[Data excerpts — start]
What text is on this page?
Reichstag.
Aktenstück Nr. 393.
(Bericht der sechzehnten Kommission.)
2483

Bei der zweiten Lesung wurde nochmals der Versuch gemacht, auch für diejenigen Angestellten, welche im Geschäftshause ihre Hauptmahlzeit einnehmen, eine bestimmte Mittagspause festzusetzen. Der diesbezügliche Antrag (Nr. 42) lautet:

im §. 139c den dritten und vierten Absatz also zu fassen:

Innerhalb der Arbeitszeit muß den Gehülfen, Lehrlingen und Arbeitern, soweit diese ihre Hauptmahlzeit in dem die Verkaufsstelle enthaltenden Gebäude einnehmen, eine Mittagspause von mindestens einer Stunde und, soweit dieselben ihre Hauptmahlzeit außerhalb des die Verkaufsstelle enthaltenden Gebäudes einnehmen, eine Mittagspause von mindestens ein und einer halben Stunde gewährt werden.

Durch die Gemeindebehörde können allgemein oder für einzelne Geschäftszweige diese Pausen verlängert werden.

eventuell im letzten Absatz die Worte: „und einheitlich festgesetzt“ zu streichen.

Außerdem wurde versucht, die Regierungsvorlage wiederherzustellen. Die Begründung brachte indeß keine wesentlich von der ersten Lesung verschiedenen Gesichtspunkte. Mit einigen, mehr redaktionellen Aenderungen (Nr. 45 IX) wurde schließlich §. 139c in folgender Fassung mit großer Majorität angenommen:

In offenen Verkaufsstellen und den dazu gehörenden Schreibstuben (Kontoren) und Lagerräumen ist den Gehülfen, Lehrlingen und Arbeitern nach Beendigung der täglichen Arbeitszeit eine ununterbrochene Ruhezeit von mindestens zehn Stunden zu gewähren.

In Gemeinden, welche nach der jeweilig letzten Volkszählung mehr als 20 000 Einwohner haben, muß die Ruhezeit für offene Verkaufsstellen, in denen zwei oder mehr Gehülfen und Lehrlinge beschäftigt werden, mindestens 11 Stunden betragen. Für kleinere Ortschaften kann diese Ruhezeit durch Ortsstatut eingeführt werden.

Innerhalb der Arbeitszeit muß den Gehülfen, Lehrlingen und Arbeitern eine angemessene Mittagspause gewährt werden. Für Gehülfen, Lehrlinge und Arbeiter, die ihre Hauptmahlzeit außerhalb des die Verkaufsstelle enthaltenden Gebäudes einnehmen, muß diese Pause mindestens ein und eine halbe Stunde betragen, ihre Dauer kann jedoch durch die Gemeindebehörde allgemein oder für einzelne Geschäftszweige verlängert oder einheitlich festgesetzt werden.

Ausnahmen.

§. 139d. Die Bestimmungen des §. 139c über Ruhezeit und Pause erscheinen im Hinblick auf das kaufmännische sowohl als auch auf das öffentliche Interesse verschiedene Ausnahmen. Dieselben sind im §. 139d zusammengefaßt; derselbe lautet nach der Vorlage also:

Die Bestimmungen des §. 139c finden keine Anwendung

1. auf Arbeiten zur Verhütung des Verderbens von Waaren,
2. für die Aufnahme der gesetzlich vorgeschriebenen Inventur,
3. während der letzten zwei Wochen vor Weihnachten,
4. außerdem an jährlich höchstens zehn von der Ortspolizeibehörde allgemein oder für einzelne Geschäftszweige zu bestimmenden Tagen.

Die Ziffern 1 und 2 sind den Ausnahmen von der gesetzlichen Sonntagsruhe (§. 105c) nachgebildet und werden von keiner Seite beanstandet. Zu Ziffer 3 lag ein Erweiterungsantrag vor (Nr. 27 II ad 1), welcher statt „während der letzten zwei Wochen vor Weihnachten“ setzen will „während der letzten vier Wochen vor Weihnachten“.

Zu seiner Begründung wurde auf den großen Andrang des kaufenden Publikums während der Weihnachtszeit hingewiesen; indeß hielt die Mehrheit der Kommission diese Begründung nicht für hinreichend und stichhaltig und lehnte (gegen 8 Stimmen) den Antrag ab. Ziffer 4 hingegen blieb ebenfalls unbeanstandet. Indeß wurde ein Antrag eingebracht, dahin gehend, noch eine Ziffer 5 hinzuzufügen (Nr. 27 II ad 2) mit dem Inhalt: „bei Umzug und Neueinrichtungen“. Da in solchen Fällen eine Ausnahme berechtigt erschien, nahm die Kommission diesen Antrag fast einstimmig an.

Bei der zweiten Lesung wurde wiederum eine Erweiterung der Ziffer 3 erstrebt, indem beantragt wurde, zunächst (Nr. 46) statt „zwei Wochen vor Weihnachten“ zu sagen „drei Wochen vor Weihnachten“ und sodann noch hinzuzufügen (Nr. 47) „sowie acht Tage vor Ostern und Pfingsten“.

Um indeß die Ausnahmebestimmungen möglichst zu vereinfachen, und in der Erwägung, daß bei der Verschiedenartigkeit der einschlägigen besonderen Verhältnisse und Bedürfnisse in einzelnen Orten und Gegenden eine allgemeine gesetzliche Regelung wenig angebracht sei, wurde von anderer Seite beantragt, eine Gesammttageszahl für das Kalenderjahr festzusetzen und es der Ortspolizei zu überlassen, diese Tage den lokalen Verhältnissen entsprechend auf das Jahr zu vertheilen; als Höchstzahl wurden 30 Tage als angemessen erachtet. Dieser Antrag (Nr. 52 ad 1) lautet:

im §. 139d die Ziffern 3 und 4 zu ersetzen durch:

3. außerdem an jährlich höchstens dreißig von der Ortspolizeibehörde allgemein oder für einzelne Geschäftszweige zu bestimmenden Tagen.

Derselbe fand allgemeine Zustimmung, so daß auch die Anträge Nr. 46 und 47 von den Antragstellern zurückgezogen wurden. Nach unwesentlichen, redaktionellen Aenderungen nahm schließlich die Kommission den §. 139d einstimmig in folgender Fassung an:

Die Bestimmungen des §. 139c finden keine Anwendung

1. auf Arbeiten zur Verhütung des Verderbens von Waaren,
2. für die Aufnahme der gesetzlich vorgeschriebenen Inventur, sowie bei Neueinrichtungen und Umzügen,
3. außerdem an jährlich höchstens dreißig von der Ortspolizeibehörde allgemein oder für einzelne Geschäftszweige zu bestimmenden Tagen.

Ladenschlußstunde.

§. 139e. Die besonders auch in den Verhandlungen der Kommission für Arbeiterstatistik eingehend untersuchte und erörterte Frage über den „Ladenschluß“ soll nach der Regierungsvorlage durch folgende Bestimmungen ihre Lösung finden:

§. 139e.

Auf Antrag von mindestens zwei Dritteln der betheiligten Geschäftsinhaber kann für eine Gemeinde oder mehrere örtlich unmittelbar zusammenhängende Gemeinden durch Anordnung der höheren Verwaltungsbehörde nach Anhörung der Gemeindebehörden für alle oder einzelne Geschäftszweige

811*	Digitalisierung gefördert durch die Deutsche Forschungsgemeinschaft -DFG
[Data excerpts — finish]
**Your goal**
Scan the material above for the string "zweiten". Return each line where it occurs.

**Expected output**
Bei der zweiten Lesung wurde nochmals der Versuch gemacht, auch für diejenigen Angestellten, welche im Geschäftshause ihre Hauptmahlzeit einnehmen, eine bestimmte Mittagspause festzusetzen. Der diesbezügliche Antrag (Nr. 42) lautet:
Bei der zweiten Lesung wurde wiederum eine Erweiterung der Ziffer 3 erstrebt, indem beantragt wurde, zunächst (Nr. 46) statt „zwei Wochen vor Weihnachten“ zu sagen „drei Wochen vor Weihnachten“ und sodann noch hinzuzufügen (Nr. 47) „sowie acht Tage vor Ostern und Pfingsten“.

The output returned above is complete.